## Exercise directions
Search the material below for the word "детей". Copy every line that has it.

# Exercise inputs start

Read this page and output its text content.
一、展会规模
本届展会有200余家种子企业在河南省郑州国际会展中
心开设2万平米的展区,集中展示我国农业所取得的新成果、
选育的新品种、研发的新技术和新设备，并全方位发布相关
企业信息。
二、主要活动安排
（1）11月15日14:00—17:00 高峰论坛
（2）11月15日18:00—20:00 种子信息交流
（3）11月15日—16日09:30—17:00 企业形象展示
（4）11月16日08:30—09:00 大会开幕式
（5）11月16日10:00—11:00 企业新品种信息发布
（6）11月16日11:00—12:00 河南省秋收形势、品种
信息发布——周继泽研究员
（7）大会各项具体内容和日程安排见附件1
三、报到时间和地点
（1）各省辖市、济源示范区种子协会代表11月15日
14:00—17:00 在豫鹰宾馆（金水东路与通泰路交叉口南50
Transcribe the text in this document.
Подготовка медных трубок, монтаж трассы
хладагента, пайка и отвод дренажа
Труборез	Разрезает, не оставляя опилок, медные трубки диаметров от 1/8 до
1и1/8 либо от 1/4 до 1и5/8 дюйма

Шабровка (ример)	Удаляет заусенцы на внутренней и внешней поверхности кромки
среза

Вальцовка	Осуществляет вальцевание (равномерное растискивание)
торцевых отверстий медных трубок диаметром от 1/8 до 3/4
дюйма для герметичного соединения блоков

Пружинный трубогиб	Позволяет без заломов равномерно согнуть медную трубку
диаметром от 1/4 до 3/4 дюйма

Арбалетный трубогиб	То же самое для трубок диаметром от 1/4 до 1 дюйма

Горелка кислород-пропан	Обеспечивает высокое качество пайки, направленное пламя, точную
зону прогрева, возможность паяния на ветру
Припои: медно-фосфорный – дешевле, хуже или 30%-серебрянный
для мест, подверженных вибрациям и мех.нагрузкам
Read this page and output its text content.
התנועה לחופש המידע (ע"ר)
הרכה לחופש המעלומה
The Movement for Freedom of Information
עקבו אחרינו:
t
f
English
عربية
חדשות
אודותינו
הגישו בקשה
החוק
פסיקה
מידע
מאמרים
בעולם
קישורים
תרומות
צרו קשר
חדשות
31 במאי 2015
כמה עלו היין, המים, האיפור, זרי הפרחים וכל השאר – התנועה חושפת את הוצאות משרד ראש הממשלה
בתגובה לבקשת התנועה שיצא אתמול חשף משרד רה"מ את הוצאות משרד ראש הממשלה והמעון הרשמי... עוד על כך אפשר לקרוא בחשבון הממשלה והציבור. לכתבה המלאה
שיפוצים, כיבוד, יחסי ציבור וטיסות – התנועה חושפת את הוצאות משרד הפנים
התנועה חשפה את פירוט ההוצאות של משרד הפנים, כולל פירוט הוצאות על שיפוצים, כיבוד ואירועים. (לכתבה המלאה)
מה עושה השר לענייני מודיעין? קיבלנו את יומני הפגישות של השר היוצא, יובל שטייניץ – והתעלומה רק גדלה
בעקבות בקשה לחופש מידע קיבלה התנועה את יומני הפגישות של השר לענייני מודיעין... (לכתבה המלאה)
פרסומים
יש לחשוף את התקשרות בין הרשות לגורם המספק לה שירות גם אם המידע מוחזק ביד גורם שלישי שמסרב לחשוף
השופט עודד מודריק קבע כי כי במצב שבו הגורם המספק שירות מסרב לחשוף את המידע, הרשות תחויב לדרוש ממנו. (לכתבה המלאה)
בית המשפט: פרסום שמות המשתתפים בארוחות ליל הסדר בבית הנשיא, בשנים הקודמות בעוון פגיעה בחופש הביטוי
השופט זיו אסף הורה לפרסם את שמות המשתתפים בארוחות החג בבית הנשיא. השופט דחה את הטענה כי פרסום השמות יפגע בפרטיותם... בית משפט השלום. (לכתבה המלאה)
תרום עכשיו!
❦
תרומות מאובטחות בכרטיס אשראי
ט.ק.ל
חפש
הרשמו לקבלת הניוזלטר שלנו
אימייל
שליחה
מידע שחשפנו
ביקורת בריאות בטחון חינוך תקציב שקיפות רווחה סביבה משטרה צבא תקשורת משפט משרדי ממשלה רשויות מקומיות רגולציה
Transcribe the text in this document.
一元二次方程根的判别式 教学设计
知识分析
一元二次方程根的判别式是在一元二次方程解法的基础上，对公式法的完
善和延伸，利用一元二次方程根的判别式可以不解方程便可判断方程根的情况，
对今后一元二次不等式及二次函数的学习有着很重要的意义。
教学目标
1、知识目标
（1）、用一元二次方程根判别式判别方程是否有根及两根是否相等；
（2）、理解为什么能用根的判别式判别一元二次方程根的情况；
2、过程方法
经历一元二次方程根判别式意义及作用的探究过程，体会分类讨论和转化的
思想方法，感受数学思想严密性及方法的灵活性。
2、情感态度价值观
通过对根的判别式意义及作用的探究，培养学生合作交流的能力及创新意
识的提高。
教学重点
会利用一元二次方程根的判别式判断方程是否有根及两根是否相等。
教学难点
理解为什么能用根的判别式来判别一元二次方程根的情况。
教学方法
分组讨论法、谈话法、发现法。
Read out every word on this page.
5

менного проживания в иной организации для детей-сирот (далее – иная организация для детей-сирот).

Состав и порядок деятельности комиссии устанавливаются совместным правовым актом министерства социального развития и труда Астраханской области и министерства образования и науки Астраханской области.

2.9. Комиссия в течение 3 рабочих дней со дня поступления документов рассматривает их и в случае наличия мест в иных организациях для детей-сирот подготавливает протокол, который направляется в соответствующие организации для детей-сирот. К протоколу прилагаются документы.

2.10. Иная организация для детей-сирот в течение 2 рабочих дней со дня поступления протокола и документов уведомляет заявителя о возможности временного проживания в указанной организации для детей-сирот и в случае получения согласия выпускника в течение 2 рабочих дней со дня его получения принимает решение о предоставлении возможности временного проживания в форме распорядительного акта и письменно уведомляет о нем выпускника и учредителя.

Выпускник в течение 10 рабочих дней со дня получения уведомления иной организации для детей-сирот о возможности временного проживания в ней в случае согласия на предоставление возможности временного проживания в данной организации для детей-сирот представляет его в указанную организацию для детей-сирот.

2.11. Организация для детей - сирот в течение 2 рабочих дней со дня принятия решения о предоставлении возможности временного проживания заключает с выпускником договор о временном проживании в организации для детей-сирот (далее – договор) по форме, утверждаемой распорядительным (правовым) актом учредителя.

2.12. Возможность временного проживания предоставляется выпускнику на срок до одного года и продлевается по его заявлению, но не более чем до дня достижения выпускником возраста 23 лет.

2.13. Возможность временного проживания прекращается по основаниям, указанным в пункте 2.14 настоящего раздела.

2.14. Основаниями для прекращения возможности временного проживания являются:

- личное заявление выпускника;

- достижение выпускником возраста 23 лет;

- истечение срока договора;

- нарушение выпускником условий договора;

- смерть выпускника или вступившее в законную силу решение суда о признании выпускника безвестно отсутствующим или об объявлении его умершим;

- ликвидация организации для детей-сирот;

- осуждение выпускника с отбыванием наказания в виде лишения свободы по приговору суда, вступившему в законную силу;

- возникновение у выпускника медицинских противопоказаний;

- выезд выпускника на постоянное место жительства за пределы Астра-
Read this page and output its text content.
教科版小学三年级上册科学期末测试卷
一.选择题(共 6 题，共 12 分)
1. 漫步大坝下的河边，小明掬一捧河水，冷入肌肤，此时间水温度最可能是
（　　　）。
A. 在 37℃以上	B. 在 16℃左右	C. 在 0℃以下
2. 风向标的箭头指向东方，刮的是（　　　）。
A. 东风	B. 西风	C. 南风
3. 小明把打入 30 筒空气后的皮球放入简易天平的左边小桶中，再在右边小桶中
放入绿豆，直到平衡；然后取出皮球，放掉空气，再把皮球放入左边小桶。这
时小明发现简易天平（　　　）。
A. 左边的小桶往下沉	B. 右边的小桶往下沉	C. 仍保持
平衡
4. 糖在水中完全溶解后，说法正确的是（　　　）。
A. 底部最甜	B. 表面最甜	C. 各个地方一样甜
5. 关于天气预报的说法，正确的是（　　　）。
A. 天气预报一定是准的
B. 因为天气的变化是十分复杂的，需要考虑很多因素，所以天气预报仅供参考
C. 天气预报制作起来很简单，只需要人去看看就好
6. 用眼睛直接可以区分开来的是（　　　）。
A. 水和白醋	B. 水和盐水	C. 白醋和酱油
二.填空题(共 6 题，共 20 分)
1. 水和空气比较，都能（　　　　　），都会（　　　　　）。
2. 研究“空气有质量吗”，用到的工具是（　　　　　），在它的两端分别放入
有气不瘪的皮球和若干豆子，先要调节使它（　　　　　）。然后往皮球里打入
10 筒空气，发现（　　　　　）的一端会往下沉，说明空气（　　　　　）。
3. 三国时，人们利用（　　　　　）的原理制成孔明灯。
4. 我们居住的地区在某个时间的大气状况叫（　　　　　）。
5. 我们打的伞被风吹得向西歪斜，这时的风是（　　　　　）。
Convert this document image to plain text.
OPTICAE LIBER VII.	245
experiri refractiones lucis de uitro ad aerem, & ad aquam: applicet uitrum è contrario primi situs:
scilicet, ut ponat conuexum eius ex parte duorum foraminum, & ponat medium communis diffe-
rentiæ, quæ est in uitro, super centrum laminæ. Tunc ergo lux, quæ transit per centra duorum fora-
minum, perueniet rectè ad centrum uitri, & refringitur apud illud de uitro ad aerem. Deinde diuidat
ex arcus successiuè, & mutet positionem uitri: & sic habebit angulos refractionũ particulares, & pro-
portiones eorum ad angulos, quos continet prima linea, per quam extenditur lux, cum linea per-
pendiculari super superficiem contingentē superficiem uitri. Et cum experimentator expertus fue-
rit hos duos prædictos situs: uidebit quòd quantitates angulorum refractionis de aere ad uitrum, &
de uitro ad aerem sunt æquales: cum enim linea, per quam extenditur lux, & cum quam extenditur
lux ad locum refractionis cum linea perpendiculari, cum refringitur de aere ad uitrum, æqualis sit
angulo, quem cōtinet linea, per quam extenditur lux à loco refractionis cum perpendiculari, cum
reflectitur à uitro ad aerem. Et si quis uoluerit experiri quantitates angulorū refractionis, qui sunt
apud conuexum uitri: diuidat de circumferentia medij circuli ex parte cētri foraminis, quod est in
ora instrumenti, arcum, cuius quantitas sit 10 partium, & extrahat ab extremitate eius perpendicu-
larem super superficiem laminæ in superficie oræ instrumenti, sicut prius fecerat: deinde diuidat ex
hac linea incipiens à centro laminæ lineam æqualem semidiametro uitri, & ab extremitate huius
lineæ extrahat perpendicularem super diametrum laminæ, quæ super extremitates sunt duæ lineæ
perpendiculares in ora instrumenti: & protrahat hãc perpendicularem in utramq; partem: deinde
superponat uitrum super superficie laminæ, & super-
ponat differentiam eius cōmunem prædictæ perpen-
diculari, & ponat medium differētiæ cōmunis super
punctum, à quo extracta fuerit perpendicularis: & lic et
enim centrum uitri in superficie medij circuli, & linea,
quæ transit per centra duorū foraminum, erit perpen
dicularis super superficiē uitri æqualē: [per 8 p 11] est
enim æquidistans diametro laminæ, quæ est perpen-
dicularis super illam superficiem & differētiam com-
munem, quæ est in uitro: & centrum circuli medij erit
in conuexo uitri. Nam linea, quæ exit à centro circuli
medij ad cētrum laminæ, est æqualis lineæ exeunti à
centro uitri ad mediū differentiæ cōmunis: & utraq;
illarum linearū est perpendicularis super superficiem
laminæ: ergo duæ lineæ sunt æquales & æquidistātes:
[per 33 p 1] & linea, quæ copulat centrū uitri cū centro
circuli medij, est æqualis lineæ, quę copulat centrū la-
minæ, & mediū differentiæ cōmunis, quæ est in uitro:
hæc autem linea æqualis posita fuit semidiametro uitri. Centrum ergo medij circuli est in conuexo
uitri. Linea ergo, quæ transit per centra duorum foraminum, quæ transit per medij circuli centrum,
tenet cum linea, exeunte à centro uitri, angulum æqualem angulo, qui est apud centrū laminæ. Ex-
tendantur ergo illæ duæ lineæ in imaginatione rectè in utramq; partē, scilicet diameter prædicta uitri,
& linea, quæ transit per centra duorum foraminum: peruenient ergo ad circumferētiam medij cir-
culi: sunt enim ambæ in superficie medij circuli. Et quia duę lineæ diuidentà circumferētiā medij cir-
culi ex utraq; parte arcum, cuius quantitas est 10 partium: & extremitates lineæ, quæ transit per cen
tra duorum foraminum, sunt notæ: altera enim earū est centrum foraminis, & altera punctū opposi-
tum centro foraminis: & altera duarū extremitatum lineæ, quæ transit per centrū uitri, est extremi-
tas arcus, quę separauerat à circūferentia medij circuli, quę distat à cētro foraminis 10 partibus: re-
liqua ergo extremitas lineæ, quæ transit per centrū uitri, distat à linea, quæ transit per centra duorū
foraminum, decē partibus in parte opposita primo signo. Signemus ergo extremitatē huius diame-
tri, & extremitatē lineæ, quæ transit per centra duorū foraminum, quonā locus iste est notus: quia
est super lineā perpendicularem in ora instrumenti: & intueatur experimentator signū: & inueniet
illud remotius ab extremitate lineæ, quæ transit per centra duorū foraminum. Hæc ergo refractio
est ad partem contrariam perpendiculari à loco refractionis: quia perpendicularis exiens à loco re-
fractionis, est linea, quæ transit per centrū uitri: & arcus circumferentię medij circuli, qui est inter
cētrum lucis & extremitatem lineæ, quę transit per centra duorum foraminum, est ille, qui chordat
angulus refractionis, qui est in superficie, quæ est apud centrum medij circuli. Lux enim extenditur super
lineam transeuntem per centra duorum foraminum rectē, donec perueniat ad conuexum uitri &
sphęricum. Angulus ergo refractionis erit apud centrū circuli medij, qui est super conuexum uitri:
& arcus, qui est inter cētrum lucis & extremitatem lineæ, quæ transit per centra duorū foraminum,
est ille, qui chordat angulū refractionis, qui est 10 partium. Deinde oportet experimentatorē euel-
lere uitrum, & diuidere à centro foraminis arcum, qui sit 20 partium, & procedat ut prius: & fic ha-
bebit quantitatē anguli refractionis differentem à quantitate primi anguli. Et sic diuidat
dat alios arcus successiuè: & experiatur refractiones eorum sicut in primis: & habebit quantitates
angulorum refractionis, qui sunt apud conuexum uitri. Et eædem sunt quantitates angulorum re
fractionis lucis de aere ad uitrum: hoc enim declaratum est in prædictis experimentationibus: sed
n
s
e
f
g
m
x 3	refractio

# Exercise inputs end

## Written response
менного проживания в иной организации для детей-сирот (далее – иная организация для детей-сирот).
2.9. Комиссия в течение 3 рабочих дней со дня поступления документов рассматривает их и в случае наличия мест в иных организациях для детей-сирот подготавливает протокол, который направляется в соответствующие организации для детей-сирот. К протоколу прилагаются документы.
2.10. Иная организация для детей-сирот в течение 2 рабочих дней со дня поступления протокола и документов уведомляет заявителя о возможности временного проживания в указанной организации для детей-сирот и в случае получения согласия выпускника в течение 2 рабочих дней со дня его получения принимает решение о предоставлении возможности временного проживания в форме распорядительного акта и письменно уведомляет о нем выпускника и учредителя.
Выпускник в течение 10 рабочих дней со дня получения уведомления иной организации для детей-сирот о возможности временного проживания в ней в случае согласия на предоставление возможности временного проживания в данной организации для детей-сирот представляет его в указанную организацию для детей-сирот.
2.11. Организация для детей - сирот в течение 2 рабочих дней со дня принятия решения о предоставлении возможности временного проживания заключает с выпускником договор о временном проживании в организации для детей-сирот (далее – договор) по форме, утверждаемой распорядительным (правовым) актом учредителя.
- ликвидация организации для детей-сирот;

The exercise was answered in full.